Langkah ini untuk mencegah pengguna jalan, khususnya dari luar daerah, diarahkan melewati jalur berbahaya tersebut.
“Kami minta jalur ini tidak lagi muncul sebagai jalur alternatif di Google Maps karena banyak pengguna luar kota yang tidak mengenal kontur jalan,” jelasnya.
Untuk penanganan jangka pendek, Pemkot Batu akan menambahkan pasir dan sekam di beberapa lajur jalan agar permukaan lebih lentur dan mengurangi risiko kecelakaan.
Treatment pengamanan tambahan juga akan dilakukan di lajur tertentu dalam waktu satu hingga dua hari ke depan.
Sementara untuk jangka panjang, Pemkot Batu akan melakukan kajian pembangunan trase baru dengan lengkungan yang lebih aman.

__Tujuan Tugas__. Tuliskan lanjutan teks tentang penanganan jalur jalan berbahaya oleh Pemkot Batu, dimulai setelah kalimat terakhirnya.

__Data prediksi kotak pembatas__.
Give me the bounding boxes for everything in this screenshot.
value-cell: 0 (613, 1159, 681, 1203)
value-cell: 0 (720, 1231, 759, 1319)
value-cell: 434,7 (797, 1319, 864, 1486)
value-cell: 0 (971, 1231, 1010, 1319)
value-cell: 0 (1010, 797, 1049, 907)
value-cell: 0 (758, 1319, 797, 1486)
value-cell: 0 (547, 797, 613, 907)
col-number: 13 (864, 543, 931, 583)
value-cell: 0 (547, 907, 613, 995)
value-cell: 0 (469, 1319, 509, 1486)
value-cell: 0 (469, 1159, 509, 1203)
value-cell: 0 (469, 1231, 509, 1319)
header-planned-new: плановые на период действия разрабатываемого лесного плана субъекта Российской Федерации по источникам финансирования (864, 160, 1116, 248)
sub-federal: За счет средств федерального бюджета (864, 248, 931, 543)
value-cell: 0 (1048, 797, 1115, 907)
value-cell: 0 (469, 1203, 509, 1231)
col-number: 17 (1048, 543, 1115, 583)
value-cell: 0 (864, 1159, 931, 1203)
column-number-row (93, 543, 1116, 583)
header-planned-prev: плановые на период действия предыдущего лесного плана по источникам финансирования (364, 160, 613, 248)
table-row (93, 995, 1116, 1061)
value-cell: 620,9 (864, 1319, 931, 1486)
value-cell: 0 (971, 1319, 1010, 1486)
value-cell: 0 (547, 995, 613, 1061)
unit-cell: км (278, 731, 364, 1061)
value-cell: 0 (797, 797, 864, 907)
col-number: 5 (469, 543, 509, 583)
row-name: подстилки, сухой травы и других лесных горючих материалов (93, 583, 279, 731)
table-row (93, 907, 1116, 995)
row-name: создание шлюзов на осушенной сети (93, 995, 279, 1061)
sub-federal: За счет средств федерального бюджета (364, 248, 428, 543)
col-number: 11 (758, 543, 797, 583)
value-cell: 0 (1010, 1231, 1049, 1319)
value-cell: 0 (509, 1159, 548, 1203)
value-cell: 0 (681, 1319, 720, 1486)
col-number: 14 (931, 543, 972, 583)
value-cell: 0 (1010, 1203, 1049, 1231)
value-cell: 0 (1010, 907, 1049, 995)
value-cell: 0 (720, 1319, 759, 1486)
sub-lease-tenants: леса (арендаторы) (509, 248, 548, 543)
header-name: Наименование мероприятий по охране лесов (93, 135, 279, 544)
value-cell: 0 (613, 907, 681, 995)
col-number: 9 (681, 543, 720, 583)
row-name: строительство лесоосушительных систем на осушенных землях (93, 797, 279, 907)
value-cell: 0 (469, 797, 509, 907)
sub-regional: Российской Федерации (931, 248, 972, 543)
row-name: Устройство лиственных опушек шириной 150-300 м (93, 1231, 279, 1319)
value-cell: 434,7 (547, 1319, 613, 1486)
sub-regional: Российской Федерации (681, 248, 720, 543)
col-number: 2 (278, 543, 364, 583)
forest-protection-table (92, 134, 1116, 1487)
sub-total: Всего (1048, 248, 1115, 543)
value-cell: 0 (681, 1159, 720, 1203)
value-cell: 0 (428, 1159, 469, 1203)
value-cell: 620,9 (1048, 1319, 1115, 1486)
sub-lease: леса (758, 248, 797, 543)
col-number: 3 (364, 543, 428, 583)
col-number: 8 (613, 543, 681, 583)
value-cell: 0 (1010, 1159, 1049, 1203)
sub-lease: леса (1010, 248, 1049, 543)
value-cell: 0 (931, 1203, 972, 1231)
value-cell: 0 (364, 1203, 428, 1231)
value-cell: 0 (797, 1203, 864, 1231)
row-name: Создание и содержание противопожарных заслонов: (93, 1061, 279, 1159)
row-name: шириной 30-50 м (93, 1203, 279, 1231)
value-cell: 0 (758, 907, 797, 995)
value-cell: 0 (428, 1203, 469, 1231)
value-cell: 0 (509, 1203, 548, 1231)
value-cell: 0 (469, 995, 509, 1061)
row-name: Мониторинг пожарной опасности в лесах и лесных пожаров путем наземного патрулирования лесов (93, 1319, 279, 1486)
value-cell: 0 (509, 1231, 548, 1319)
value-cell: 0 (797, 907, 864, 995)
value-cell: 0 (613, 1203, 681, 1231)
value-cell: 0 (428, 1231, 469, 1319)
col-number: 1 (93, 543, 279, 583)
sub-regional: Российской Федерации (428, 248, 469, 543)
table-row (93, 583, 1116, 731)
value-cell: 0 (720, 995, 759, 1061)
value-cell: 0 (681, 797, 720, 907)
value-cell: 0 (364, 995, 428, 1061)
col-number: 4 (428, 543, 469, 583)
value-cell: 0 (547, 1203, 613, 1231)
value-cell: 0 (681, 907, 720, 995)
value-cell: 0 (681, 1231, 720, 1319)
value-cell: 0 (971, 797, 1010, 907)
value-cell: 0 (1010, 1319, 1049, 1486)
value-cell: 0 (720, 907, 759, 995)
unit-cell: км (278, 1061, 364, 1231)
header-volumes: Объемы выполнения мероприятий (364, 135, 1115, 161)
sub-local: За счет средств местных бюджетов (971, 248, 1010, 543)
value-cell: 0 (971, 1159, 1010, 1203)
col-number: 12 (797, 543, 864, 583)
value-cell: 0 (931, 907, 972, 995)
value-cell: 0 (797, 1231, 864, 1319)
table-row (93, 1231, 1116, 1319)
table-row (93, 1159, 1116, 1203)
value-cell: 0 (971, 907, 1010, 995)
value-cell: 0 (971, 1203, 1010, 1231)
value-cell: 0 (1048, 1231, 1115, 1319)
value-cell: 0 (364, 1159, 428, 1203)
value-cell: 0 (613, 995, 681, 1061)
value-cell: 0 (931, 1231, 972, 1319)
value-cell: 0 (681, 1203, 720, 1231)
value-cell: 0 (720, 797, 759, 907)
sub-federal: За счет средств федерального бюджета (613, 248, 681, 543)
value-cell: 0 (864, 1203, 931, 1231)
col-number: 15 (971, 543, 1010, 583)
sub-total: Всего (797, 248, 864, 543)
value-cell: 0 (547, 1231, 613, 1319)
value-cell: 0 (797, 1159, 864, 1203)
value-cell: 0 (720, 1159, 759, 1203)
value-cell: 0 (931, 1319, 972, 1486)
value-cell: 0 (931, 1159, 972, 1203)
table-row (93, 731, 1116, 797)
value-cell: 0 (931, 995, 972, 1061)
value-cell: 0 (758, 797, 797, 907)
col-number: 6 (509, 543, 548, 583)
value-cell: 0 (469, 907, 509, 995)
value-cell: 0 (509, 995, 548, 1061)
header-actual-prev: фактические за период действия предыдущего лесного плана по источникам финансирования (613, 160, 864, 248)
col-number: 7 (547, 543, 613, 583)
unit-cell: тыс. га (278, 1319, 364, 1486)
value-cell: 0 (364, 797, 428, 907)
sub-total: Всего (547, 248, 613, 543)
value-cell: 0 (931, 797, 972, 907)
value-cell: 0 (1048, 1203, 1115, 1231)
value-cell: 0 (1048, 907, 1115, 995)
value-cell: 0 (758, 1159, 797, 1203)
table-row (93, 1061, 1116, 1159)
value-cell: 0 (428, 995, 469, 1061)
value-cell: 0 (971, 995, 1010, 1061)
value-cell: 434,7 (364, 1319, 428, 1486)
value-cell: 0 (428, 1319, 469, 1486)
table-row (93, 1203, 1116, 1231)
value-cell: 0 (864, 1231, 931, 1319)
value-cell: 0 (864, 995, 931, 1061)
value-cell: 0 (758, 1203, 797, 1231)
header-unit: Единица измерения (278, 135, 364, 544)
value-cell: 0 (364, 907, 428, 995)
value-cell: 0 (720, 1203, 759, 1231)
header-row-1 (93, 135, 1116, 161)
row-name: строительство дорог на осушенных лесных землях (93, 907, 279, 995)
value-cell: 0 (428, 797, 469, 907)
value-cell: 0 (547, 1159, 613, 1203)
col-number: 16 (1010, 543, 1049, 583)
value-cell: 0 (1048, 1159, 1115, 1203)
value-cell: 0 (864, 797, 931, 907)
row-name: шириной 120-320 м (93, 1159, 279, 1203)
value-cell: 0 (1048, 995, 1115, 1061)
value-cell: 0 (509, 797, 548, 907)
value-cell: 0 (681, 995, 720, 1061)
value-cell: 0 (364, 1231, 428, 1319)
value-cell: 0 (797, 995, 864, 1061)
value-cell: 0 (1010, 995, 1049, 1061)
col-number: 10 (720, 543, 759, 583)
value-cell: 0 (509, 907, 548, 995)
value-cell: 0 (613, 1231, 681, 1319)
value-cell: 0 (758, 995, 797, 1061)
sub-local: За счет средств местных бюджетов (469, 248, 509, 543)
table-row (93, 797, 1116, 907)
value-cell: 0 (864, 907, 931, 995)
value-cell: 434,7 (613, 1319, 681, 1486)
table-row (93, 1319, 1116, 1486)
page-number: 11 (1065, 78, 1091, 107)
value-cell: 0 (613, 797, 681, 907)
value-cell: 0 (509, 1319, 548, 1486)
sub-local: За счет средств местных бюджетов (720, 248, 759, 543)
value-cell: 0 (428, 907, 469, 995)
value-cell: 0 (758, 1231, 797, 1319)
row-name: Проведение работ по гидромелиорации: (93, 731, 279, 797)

__Area Jawaban__.
Mengingat kawasan tersebut masih termasuk wilayah kehutanan, koordinasi dengan Dinas Kehutanan Provinsi Jawa Timur akan dilakukan.
“Kajian trase baru akan kami lakukan segera, dengan target selesai pada 2026 agar solusi permanen bisa direalisasikan,” tambah Nurochman.
Ia mengimbau masyarakat untuk sementara tidak menggunakan Jalan Rajekwesi atau jalur tanjakan Klemuk demi keselamatan bersama.
“Keselamatan masyarakat menjadi prioritas. Kami mohon kebijakan ini dipatuhi,” tegasnya.